ENTRIES>
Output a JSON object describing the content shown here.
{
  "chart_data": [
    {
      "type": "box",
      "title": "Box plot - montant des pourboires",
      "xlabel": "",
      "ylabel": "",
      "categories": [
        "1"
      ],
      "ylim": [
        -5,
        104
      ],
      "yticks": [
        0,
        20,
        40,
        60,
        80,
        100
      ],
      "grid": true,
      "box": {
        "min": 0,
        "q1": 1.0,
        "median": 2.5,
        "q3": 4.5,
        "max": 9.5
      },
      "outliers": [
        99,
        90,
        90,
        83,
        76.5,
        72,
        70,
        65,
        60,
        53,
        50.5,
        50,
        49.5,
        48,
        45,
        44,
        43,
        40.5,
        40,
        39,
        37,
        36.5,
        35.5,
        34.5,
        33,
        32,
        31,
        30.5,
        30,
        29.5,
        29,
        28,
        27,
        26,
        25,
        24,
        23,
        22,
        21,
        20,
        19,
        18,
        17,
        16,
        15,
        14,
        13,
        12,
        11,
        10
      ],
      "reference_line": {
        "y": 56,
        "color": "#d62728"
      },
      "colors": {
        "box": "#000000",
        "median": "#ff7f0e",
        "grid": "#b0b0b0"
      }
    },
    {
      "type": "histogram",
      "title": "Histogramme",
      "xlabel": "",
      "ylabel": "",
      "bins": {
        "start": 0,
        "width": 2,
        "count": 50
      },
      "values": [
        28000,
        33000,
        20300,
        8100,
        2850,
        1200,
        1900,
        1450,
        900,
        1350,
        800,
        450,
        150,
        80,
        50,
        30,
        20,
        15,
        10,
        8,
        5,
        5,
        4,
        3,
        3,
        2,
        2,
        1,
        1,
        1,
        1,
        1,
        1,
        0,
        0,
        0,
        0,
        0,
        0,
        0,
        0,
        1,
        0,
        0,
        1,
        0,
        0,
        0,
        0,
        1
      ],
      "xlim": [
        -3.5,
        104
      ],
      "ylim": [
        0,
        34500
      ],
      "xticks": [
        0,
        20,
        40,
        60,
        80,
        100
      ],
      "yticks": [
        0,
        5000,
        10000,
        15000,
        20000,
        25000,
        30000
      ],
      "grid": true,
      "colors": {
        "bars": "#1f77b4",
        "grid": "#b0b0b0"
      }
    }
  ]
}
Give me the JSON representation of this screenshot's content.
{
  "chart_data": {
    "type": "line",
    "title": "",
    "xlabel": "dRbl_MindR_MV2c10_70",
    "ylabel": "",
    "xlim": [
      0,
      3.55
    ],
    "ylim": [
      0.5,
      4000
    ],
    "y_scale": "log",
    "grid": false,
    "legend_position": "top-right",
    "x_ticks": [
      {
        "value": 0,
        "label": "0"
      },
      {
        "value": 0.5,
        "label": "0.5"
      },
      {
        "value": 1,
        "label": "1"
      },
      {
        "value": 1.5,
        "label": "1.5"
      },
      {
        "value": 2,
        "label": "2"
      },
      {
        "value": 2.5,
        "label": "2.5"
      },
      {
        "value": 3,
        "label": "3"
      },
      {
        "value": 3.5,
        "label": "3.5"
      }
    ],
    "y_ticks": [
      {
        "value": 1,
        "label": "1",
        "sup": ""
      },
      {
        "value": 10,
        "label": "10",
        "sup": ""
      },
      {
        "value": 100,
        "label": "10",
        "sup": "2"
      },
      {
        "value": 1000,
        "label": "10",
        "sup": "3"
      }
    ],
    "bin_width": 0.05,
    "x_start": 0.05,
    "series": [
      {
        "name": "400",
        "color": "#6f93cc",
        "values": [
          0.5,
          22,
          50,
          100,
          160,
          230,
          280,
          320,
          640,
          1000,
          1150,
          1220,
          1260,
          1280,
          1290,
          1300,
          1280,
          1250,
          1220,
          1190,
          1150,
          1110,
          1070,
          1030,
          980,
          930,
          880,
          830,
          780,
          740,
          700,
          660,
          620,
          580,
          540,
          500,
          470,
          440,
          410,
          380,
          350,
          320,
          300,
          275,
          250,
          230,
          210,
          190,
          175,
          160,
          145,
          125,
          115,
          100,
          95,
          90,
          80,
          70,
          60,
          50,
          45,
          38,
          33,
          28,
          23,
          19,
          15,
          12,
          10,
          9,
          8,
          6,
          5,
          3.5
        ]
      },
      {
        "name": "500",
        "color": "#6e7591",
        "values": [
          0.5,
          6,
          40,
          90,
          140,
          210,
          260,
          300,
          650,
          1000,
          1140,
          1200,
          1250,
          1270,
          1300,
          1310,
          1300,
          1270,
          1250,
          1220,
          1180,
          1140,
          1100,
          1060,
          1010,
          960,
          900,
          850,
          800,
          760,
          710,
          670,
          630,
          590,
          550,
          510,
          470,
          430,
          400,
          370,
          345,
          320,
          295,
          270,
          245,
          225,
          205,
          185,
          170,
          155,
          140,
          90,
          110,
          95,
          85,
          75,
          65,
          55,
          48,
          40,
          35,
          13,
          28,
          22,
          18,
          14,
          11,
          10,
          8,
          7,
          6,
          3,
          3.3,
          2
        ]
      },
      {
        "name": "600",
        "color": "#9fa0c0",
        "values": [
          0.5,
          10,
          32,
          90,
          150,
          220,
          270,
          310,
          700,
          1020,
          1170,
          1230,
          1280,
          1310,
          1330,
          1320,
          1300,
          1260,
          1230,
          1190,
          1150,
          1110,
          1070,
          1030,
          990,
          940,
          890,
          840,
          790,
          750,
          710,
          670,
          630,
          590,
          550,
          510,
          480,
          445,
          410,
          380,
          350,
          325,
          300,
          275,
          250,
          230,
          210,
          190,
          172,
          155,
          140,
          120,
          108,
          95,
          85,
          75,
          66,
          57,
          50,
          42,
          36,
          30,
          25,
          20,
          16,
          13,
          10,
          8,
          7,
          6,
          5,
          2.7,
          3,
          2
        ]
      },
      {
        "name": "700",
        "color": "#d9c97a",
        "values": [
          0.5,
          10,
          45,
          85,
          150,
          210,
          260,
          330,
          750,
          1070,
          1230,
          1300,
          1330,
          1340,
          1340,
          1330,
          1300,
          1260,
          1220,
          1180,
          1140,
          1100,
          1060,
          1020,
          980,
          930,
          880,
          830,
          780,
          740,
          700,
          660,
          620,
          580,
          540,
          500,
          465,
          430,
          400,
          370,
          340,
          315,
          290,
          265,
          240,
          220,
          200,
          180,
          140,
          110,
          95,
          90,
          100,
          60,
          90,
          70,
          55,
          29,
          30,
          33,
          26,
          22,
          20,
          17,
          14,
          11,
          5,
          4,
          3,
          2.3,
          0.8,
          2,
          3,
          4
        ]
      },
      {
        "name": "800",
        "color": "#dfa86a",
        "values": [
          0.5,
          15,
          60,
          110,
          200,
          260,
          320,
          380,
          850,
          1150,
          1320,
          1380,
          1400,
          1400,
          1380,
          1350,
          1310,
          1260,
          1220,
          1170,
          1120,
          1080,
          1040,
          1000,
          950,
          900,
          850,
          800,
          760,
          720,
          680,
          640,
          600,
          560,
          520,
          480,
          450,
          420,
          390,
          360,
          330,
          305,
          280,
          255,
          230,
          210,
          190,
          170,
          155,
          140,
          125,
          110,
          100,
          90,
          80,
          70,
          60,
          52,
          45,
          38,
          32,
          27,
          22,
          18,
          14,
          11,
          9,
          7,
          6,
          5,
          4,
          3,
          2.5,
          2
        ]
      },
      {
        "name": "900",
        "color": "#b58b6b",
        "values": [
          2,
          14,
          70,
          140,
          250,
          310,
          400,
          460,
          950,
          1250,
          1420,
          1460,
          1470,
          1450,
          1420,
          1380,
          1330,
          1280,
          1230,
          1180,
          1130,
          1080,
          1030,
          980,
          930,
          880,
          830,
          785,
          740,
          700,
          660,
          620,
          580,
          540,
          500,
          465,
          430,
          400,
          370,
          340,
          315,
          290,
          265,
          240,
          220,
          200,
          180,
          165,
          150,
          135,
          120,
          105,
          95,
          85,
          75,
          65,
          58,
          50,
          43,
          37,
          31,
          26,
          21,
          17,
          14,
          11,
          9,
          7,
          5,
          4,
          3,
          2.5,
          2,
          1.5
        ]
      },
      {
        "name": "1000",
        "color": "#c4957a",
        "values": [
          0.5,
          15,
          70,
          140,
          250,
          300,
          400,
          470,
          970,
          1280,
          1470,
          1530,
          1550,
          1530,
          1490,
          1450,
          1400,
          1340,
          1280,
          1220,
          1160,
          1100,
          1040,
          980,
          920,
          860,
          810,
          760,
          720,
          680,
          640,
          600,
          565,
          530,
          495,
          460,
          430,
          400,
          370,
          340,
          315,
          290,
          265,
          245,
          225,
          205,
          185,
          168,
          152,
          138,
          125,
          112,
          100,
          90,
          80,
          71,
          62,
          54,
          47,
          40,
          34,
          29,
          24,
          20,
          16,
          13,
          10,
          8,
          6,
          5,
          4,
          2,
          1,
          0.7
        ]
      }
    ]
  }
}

SHORT EXERCISE> From the listing above, copy all lines holding the word "title".

WRITTEN SOLUTION>
      "title": "Box plot - montant des pourboires",
      "title": "Histogramme",
    "title": "",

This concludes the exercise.